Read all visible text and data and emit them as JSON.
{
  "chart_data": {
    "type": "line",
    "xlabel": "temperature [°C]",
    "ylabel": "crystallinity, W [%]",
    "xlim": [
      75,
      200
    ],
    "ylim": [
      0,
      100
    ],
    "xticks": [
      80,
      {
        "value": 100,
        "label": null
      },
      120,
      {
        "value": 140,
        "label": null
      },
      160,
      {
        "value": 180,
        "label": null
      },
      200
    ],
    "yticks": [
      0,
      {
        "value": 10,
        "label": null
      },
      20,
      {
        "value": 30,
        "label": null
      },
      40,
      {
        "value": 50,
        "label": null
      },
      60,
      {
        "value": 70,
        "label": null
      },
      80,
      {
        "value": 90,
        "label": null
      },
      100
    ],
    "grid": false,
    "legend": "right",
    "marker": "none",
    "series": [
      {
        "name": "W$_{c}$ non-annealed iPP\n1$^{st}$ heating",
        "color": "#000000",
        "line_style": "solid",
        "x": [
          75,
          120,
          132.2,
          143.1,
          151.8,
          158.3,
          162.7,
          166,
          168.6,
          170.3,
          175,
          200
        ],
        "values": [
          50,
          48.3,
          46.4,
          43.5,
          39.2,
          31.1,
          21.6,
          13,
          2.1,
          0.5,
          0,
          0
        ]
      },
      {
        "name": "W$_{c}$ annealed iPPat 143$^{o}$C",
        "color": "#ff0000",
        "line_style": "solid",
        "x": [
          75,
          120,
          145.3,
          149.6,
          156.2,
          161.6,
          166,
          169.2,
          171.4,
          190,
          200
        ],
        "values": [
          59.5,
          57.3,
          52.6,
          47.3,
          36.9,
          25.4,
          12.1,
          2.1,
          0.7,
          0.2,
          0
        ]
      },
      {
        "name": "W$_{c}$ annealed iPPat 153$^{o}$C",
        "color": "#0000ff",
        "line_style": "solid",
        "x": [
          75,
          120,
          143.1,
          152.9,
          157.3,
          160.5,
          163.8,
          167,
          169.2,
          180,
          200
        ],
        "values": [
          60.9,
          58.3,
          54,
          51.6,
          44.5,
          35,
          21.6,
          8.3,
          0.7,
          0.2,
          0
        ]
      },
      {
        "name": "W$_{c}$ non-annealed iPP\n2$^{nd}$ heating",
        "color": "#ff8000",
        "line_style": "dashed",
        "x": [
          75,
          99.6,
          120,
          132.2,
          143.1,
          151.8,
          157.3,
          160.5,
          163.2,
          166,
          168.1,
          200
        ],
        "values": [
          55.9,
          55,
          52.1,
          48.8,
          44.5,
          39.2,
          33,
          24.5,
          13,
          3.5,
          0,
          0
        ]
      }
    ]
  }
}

Task details — Take the listing above and set it down exactly.

Full solution —
Read all visible text and data and emit them as JSON.
{
  "chart_data": {
    "type": "line",
    "xlabel": "temperature [°C]",
    "ylabel": "crystallinity, W [%]",
    "xlim": [
      75,
      200
    ],
    "ylim": [
      0,
      100
    ],
    "xticks": [
      80,
      {
        "value": 100,
        "label": null
      },
      120,
      {
        "value": 140,
        "label": null
      },
      160,
      {
        "value": 180,
        "label": null
      },
      200
    ],
    "yticks": [
      0,
      {
        "value": 10,
        "label": null
      },
      20,
      {
        "value": 30,
        "label": null
      },
      40,
      {
        "value": 50,
        "label": null
      },
      60,
      {
        "value": 70,
        "label": null
      },
      80,
      {
        "value": 90,
        "label": null
      },
      100
    ],
    "grid": false,
    "legend": "right",
    "marker": "none",
    "series": [
      {
        "name": "W$_{c}$ non-annealed iPP\n1$^{st}$ heating",
        "color": "#000000",
        "line_style": "solid",
        "x": [
          75,
          120,
          132.2,
          143.1,
          151.8,
          158.3,
          162.7,
          166,
          168.6,
          170.3,
          175,
          200
        ],
        "values": [
          50,
          48.3,
          46.4,
          43.5,
          39.2,
          31.1,
          21.6,
          13,
          2.1,
          0.5,
          0,
          0
        ]
      },
      {
        "name": "W$_{c}$ annealed iPPat 143$^{o}$C",
        "color": "#ff0000",
        "line_style": "solid",
        "x": [
          75,
          120,
          145.3,
          149.6,
          156.2,
          161.6,
          166,
          169.2,
          171.4,
          190,
          200
        ],
        "values": [
          59.5,
          57.3,
          52.6,
          47.3,
          36.9,
          25.4,
          12.1,
          2.1,
          0.7,
          0.2,
          0
        ]
      },
      {
        "name": "W$_{c}$ annealed iPPat 153$^{o}$C",
        "color": "#0000ff",
        "line_style": "solid",
        "x": [
          75,
          120,
          143.1,
          152.9,
          157.3,
          160.5,
          163.8,
          167,
          169.2,
          180,
          200
        ],
        "values": [
          60.9,
          58.3,
          54,
          51.6,
          44.5,
          35,
          21.6,
          8.3,
          0.7,
          0.2,
          0
        ]
      },
      {
        "name": "W$_{c}$ non-annealed iPP\n2$^{nd}$ heating",
        "color": "#ff8000",
        "line_style": "dashed",
        "x": [
          75,
          99.6,
          120,
          132.2,
          143.1,
          151.8,
          157.3,
          160.5,
          163.2,
          166,
          168.1,
          200
        ],
        "values": [
          55.9,
          55,
          52.1,
          48.8,
          44.5,
          39.2,
          33,
          24.5,
          13,
          3.5,
          0,
          0
        ]
      }
    ]
  }
}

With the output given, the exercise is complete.